One of the directions I have been exploring is a mixed media approach using digitized watercolor combined with photography and digital painting.   The initial step is to complete a watercolor in the conventional manner. To create the initial image, there is nothing that can replace the dynamic and expressive way watercolor develops on paper.   Then, it is converted to a digital image.  It is quite exciting to see the details in an enlarged format in a digital image. This approach reveals a level of exquisiteness inherent in pigment in water that is otherwise invisible.

Once the image has been digitized, I combine it with a digital photograph, usually one of the images from my “nature’s wonders” series.  I, then, break up the photo highlighting design elements of the photograph and integrate them into the watercolor image.  In this way, I create the effect of the complexity multiple layers of nature and, if all works well, reveal a level of beauty that is otherwise unobtainable.

One of the digital paintings I’ve created with this process is Hidden Orchid.  Here, I have used a spider-webbing technique on the original watercolor with colors that incorporate the light and reflections of an orchid I photographed growing on a tree.  The photograph was manipulated also digitally to isolate the blossom and stem.  The background light of the photograph was further broken up and moved to enhance design and to integrate that image with the watercolor.  The watercolor image was also modified for transparency, and several layers of different sections with varieties of transparency were integrated with the blossom to give the effect of the complexity beneath the beauty of the blossoming orchid.

■ Set exercise: Reproduce the watercolor passage from "One of the directions" to "is otherwise invisible.", changing "exquisiteness" to "delicacy". The material that comes next has no connection to the text about watercolor and digital painting.

■ Data block:
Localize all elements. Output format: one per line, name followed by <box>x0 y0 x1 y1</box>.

■ Response below:
One of the directions I have been exploring is a mixed media approach using digitized watercolor combined with photography and digital painting.   The initial step is to complete a watercolor in the conventional manner. To create the initial image, there is nothing that can replace the dynamic and expressive way watercolor develops on paper.   Then, it is converted to a digital image.  It is quite exciting to see the details in an enlarged format in a digital image. This approach reveals a level of delicacy inherent in pigment in water that is otherwise invisible.